Go through the data below line by line and count those containing the word "Bayzid". Reply with the count only.

#### Data listing ####

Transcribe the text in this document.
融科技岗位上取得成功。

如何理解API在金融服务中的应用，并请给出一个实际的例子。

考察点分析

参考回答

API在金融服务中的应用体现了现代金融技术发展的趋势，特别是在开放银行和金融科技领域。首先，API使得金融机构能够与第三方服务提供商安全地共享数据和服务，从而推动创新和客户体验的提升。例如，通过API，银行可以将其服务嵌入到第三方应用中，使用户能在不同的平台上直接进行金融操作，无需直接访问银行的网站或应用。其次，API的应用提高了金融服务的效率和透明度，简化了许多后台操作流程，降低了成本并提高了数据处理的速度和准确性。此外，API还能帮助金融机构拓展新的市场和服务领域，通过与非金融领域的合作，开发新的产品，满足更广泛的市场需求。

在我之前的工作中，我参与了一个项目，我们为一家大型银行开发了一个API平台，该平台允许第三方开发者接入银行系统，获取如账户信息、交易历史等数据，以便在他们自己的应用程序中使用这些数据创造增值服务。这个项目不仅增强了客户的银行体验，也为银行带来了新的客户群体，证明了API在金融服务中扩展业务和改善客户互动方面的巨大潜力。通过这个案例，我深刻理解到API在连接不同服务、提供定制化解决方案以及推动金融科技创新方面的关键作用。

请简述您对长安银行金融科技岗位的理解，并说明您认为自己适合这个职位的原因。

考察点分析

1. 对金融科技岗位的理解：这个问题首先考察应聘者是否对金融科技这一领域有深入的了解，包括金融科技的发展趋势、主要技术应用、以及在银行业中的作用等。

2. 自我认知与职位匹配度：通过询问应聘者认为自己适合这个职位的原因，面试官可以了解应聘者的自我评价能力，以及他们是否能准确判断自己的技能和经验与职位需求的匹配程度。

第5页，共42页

####
#### Data listing ####

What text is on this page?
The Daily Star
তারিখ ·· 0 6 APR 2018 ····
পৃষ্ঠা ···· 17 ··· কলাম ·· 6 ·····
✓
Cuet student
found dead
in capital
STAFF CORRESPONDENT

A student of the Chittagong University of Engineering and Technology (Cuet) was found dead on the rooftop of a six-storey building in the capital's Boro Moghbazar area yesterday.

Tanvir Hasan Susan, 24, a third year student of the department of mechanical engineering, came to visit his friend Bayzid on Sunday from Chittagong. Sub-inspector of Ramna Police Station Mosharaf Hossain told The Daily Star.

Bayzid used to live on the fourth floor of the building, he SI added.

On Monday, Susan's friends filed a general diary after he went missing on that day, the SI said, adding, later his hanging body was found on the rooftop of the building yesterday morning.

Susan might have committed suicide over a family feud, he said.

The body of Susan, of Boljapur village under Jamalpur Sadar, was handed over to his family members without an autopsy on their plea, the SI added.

####

### Expected answer
2